**Exercise**: Extract each line bearing the word "Geometry".

**Data shown**:
--- Start ---

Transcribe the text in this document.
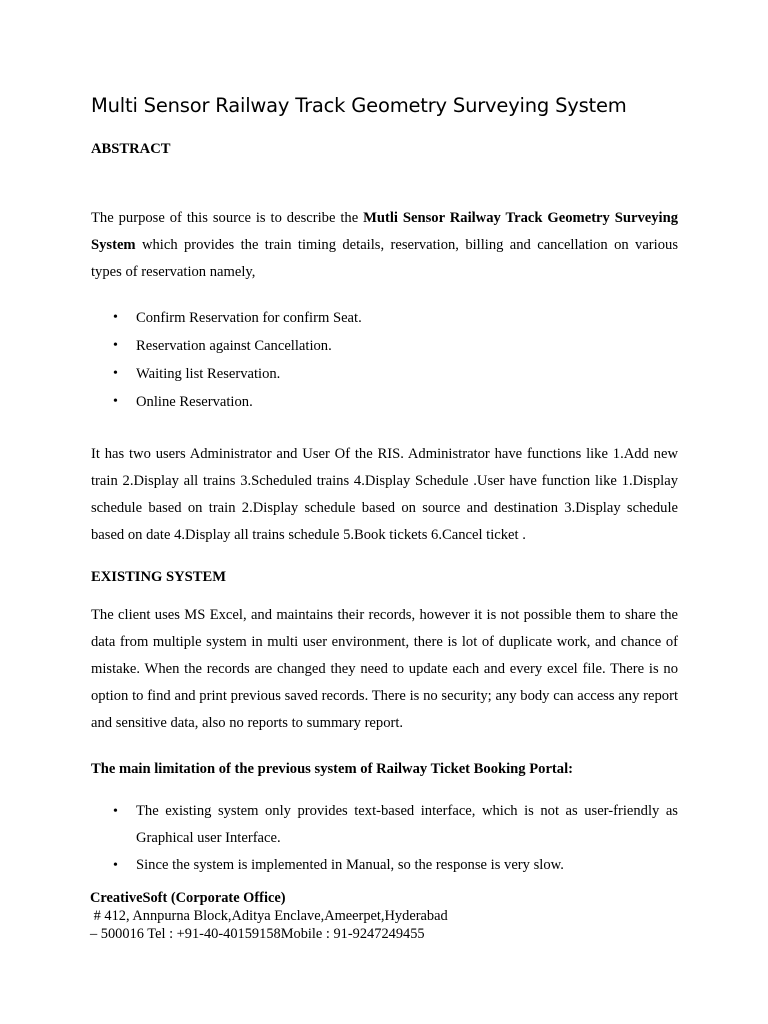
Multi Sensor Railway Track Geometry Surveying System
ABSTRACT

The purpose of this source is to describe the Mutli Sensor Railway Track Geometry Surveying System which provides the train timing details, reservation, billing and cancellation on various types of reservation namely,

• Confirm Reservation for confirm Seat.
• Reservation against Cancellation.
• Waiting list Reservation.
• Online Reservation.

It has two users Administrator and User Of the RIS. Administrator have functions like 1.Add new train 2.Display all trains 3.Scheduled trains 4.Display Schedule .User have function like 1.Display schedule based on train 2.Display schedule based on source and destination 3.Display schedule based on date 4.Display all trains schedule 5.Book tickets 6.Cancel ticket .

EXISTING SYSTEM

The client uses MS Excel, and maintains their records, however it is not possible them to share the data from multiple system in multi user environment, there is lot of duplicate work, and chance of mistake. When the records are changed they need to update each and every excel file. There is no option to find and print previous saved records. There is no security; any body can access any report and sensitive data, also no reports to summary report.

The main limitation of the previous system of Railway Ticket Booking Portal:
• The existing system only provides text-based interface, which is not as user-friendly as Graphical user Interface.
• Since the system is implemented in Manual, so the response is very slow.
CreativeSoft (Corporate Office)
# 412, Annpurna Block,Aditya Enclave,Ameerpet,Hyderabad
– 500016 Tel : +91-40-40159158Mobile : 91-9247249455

--- End ---
--- Start ---

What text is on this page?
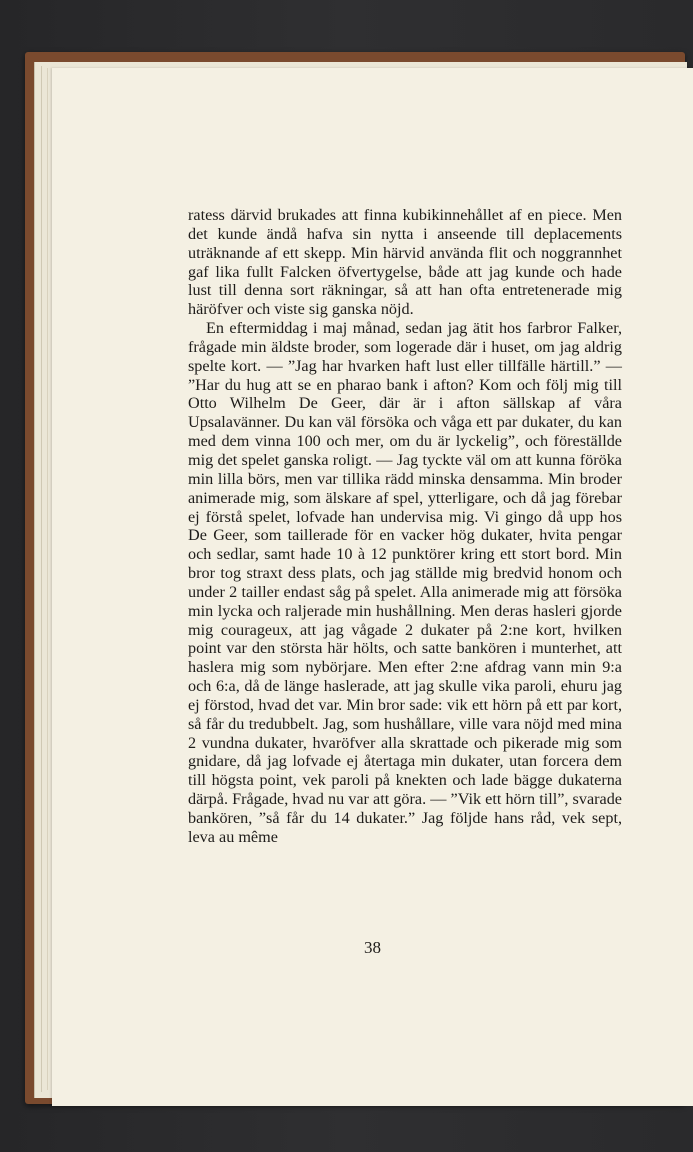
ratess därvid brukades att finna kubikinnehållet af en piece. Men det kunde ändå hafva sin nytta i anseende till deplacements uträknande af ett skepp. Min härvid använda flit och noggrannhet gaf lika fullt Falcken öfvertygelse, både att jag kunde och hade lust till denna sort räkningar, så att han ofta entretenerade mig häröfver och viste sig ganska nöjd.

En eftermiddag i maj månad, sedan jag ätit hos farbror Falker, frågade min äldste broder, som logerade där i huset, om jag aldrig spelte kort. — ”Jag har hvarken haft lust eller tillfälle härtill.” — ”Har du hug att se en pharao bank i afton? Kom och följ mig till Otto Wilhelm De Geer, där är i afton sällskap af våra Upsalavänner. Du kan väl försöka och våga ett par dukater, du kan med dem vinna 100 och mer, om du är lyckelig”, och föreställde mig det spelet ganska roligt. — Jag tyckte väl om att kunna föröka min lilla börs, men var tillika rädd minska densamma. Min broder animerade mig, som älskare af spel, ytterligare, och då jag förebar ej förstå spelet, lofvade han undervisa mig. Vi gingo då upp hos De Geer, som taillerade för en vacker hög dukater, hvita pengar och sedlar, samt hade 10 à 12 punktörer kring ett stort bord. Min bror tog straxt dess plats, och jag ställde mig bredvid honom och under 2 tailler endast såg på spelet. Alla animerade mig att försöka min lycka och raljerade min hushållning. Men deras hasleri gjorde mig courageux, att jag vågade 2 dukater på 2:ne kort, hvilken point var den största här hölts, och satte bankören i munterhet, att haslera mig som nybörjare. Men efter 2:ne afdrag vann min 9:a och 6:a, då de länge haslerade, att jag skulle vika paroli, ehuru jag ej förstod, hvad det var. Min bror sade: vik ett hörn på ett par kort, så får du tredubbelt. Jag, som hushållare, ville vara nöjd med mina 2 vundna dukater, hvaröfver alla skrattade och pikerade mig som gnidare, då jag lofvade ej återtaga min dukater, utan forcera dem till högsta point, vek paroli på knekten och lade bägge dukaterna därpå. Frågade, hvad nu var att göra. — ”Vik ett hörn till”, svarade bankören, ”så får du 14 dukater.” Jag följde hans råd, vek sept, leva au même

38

--- End ---
--- Start ---

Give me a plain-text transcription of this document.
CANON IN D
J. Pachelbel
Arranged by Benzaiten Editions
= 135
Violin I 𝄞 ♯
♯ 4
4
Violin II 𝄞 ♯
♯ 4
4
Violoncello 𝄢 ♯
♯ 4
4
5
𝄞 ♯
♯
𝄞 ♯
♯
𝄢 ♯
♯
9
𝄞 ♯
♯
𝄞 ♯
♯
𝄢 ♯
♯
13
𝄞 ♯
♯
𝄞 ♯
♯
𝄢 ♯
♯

--- End ---

**In response**:
Multi Sensor Railway Track Geometry Surveying System
The purpose of this source is to describe the Mutli Sensor Railway Track Geometry Surveying System which provides the train timing details, reservation, billing and cancellation on various types of reservation namely,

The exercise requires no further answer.